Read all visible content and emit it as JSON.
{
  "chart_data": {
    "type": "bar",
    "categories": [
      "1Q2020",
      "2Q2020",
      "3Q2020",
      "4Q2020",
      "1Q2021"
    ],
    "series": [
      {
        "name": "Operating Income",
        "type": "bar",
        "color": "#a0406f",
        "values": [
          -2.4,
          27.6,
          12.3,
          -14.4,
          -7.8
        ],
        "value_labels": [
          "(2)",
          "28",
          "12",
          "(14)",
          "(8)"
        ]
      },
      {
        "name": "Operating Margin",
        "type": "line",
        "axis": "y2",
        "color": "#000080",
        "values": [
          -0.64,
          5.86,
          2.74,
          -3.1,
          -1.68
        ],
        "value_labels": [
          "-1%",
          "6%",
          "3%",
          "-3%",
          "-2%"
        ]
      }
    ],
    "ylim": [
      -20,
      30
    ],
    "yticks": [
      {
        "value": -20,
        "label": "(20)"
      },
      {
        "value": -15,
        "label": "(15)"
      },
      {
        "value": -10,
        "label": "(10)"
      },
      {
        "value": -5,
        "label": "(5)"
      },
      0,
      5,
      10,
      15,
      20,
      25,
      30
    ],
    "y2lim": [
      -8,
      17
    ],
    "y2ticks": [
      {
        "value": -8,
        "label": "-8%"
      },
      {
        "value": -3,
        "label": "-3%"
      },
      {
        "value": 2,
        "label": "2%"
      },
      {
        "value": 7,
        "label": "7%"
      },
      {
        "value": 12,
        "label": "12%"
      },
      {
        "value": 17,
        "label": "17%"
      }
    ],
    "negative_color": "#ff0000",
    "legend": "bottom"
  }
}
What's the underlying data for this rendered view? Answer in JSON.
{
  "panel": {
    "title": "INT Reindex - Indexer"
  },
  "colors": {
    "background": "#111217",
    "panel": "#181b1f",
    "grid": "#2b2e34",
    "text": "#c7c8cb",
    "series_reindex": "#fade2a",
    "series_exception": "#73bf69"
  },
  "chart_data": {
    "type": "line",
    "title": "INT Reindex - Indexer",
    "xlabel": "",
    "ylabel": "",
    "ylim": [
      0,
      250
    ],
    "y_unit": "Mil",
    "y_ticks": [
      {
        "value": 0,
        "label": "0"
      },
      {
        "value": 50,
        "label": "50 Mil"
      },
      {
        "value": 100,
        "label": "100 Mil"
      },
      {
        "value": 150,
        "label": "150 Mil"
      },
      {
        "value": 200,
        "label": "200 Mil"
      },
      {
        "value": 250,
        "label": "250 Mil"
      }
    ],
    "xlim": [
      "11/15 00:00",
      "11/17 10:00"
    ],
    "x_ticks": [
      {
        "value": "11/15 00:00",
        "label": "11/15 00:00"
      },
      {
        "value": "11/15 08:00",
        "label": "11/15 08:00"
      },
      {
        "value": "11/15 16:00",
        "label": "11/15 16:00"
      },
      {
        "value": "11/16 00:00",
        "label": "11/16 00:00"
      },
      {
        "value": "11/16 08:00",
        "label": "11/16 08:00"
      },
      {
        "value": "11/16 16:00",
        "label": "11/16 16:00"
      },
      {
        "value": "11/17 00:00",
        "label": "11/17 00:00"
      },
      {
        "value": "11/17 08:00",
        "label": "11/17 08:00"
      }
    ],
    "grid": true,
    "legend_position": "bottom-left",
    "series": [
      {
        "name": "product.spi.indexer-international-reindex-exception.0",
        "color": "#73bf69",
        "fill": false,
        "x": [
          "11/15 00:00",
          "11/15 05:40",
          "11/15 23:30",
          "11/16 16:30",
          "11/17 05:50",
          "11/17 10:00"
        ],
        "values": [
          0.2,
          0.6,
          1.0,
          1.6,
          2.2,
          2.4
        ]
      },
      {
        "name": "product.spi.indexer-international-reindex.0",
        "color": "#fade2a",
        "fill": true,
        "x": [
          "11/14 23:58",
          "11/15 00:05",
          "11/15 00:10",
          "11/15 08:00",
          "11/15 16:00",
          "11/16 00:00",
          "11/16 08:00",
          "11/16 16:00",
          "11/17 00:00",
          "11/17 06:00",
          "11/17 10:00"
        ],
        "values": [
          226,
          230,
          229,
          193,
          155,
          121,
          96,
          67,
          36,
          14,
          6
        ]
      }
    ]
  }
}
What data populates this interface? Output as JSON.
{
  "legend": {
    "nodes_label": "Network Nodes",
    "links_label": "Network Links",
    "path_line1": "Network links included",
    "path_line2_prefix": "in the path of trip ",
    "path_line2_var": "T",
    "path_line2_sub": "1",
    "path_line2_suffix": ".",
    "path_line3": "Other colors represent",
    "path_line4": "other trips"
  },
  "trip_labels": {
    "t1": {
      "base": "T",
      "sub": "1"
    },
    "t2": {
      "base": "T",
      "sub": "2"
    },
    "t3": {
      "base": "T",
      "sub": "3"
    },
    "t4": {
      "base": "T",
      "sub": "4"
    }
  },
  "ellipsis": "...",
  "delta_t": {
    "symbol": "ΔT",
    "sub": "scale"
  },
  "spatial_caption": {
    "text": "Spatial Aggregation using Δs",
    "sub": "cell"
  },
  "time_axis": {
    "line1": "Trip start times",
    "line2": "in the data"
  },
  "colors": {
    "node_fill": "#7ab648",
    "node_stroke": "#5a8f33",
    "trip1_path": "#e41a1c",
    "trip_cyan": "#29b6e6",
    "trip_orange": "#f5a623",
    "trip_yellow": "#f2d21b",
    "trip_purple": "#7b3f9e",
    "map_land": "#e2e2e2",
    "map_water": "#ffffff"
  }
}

Goal of the exercise:
Return all lines containing "text".

Answer in full:
    "text": "#c7c8cb",
    "text": "Spatial Aggregation using Δs",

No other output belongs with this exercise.